:: Material provided

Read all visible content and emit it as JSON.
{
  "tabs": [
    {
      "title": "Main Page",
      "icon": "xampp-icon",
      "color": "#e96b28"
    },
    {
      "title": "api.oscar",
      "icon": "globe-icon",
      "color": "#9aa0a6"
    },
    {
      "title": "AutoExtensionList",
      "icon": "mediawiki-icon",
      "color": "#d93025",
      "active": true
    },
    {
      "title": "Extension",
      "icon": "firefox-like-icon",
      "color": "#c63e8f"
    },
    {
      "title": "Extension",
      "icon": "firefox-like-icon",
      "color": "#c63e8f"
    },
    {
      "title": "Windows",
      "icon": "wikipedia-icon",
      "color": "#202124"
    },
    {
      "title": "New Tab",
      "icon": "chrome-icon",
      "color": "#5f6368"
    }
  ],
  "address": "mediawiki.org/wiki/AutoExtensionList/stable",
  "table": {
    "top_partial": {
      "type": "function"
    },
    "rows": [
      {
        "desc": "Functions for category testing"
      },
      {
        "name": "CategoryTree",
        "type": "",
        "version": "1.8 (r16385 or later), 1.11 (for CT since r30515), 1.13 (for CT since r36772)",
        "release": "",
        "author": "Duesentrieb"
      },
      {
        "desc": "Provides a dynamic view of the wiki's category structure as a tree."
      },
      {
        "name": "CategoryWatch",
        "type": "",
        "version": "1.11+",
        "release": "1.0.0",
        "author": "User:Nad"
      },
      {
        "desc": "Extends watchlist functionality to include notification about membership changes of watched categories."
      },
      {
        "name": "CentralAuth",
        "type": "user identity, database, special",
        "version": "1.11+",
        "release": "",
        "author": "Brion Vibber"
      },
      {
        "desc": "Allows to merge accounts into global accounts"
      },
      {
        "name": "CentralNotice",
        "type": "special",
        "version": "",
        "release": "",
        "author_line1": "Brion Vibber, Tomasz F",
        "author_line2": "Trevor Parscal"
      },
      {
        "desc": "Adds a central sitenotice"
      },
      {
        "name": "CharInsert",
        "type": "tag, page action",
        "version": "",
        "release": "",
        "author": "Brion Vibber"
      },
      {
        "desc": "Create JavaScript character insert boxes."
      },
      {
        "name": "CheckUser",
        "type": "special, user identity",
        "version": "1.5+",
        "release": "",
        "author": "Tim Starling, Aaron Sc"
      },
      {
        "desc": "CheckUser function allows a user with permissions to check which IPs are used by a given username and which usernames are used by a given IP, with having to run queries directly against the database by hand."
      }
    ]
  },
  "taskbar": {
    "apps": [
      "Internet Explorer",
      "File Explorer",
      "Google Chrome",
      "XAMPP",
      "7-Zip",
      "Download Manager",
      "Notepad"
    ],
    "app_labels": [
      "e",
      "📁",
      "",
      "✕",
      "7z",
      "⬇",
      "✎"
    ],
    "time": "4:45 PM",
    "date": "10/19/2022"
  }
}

::::

Given instruction.
Copy out each line of the records where the string "database" appears.

Full solution.
        "type": "user identity, database, special",
        "desc": "CheckUser function allows a user with permissions to check which IPs are used by a given username and which usernames are used by a given IP, with having to run queries directly against the database by hand."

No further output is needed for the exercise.